Lines of data
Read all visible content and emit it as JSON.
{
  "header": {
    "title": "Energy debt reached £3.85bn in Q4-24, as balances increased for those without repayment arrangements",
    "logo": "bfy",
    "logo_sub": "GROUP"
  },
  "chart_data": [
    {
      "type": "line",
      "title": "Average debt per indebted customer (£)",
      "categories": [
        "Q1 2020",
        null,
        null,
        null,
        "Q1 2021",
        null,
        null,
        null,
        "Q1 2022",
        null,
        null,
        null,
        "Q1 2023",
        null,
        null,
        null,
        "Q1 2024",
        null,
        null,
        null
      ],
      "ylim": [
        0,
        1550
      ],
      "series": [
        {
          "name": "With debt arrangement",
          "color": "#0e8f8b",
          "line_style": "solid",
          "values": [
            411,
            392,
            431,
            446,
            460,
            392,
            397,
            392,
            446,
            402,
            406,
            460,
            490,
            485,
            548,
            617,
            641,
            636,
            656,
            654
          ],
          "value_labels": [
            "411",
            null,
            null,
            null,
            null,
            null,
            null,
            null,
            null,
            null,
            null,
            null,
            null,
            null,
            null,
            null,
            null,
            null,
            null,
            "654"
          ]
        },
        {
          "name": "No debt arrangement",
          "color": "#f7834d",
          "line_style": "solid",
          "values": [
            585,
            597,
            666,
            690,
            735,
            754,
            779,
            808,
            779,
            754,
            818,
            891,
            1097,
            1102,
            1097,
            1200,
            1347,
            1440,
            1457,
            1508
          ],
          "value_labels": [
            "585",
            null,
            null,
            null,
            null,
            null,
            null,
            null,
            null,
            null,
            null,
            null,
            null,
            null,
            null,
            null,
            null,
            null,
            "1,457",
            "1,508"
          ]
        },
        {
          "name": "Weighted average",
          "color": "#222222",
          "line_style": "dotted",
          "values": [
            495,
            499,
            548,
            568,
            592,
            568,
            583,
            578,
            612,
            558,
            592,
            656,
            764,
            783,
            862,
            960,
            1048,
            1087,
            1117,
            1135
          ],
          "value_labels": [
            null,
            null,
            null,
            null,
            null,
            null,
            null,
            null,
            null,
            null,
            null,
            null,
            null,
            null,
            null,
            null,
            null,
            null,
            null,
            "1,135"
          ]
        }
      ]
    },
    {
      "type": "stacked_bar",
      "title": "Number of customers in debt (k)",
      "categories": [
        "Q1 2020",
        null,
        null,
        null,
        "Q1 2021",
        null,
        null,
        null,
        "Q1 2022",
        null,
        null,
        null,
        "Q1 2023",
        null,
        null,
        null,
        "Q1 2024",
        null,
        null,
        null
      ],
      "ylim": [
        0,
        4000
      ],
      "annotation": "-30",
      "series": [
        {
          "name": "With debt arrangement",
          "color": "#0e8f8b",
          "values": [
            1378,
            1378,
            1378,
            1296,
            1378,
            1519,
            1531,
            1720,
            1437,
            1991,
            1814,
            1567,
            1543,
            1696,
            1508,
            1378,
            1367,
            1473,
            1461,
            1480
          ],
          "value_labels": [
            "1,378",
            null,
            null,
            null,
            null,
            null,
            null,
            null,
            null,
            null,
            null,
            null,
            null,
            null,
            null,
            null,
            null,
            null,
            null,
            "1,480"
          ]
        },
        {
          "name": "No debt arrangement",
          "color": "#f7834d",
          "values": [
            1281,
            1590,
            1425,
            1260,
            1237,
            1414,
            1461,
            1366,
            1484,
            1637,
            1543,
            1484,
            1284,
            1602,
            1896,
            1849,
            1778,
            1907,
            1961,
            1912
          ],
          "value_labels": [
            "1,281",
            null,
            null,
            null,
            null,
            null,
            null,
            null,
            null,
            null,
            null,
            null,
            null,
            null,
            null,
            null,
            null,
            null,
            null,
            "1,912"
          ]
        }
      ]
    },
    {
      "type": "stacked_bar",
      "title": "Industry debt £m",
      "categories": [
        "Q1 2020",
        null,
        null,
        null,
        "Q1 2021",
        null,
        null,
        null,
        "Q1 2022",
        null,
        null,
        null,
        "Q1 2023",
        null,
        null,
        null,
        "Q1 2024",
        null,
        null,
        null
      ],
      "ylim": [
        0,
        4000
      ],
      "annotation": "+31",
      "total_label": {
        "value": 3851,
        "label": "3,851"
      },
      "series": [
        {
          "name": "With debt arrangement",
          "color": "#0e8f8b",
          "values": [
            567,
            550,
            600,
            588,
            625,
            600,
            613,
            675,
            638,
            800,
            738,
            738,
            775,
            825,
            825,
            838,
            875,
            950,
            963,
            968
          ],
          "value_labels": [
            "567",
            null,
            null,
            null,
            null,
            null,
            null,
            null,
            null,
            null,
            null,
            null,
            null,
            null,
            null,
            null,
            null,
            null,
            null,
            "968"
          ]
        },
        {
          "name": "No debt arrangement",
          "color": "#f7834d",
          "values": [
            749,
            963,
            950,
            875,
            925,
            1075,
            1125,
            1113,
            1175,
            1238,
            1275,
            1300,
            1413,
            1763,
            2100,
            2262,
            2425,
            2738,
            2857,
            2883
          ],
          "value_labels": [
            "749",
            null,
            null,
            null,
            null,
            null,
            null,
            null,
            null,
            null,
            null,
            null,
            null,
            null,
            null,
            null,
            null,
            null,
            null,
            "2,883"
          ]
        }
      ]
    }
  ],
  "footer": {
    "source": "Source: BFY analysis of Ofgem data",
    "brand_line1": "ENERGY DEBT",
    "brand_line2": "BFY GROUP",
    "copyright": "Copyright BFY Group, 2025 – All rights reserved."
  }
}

EXERCISE. Sift the material for lines with the string "title". Copy each one found.

SOLVED PROBLEM.
    "title": "Energy debt reached £3.85bn in Q4-24, as balances increased for those without repayment arrangements",
      "title": "Average debt per indebted customer (£)",
      "title": "Number of customers in debt (k)",
      "title": "Industry debt £m",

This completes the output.